**Goal of the exercise**
Repeat every entry word for word, skipping the pictures.

Dataset listings of figures
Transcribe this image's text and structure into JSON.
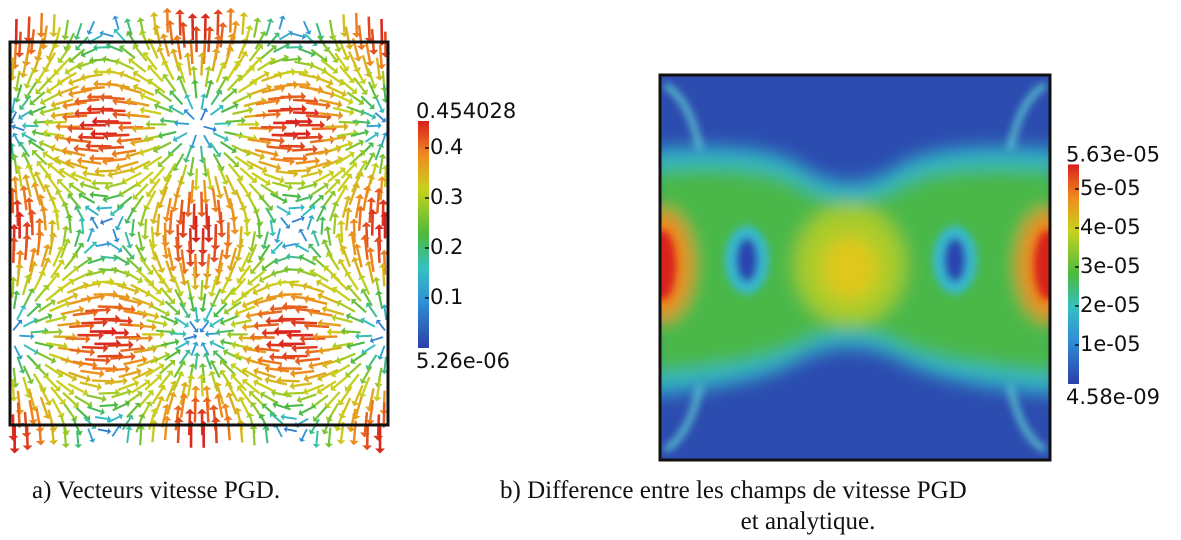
{
  "panels": [
    {
      "caption": "a) Vecteurs vitesse PGD.",
      "colorbar": {
        "max_label": "0.454028",
        "ticks": [
          "0.4",
          "0.3",
          "0.2",
          "0.1"
        ],
        "min_label": "5.26e-06"
      }
    },
    {
      "caption_lines": [
        "b) Difference entre les champs de vitesse PGD",
        "et analytique."
      ],
      "colorbar": {
        "max_label": "5.63e-05",
        "ticks": [
          "5e-05",
          "4e-05",
          "3e-05",
          "2e-05",
          "1e-05"
        ],
        "min_label": "4.58e-09"
      }
    }
  ]
}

**Solution**
Transcribe this image's text and structure into JSON.
{
  "panels": [
    {
      "caption": "a) Vecteurs vitesse PGD.",
      "colorbar": {
        "max_label": "0.454028",
        "ticks": [
          "0.4",
          "0.3",
          "0.2",
          "0.1"
        ],
        "min_label": "5.26e-06"
      }
    },
    {
      "caption_lines": [
        "b) Difference entre les champs de vitesse PGD",
        "et analytique."
      ],
      "colorbar": {
        "max_label": "5.63e-05",
        "ticks": [
          "5e-05",
          "4e-05",
          "3e-05",
          "2e-05",
          "1e-05"
        ],
        "min_label": "4.58e-09"
      }
    }
  ]
}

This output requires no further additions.